* THE DATA *
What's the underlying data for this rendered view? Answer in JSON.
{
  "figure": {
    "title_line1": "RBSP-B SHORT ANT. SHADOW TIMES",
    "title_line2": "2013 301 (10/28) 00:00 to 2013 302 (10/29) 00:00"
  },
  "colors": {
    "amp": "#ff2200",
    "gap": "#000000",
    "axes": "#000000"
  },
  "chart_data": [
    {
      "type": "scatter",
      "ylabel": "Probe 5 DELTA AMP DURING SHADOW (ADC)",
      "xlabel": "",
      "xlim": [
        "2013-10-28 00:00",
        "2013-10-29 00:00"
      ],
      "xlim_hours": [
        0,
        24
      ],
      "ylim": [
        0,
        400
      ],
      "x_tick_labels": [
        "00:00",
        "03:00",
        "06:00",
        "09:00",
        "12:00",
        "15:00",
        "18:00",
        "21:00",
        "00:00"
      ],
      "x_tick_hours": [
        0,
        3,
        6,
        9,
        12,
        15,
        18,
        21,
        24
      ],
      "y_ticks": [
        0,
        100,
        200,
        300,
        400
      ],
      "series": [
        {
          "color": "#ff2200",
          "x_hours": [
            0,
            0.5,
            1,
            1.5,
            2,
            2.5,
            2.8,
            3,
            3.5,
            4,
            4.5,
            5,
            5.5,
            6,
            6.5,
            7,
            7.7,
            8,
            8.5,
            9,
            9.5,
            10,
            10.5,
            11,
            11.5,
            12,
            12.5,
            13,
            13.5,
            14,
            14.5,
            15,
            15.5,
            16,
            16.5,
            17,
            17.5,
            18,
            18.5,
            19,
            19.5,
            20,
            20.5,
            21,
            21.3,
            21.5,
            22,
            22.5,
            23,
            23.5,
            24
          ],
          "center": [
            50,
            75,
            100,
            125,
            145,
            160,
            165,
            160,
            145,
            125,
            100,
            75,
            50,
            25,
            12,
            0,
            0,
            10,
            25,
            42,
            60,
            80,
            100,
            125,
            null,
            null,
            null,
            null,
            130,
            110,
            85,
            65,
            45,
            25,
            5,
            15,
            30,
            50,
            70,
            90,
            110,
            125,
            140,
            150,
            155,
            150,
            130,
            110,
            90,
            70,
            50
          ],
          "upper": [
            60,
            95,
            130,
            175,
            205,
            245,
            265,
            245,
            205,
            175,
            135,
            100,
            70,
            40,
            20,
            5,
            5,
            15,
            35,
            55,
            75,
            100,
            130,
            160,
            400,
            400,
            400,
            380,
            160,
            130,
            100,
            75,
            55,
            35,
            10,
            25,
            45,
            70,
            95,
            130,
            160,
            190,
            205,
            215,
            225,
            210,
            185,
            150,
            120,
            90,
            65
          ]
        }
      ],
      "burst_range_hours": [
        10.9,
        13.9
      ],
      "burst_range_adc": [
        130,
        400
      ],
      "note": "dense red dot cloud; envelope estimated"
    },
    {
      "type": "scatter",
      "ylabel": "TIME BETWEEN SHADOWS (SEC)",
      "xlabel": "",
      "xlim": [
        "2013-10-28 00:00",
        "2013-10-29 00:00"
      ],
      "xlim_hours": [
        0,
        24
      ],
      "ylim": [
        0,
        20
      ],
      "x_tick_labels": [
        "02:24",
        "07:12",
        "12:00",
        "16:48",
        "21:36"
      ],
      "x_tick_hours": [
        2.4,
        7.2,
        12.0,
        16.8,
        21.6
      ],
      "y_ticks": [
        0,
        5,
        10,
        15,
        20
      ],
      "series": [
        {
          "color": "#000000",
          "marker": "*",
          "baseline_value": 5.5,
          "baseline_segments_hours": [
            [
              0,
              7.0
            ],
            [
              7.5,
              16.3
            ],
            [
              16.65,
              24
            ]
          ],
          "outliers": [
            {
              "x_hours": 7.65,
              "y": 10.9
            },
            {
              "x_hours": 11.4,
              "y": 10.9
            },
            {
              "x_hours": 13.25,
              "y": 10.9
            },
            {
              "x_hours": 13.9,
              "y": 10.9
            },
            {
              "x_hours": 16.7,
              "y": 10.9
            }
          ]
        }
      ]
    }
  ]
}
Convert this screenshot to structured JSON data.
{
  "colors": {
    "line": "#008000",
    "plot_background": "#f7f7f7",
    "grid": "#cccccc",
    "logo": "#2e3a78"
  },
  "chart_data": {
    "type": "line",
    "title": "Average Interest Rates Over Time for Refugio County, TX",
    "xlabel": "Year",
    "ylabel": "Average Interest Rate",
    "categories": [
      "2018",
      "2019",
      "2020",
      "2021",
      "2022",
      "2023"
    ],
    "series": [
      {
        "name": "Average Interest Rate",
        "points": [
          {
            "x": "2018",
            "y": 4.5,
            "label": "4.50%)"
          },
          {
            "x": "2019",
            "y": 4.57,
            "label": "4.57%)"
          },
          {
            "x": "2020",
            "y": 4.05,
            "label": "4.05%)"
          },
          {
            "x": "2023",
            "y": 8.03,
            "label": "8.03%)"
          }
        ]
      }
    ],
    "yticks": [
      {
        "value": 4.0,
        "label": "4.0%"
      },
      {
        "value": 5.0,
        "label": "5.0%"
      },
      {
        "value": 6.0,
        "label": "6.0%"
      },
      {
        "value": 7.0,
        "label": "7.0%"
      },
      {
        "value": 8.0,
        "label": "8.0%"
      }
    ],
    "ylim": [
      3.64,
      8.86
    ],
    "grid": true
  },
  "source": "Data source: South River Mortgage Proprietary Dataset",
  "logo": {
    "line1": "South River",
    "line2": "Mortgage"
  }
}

* EXERCISE *
From the entries above, copy every line containing the word "South".

* WRITTEN RESPONSE *
  "source": "Data source: South River Mortgage Proprietary Dataset",
    "line1": "South River",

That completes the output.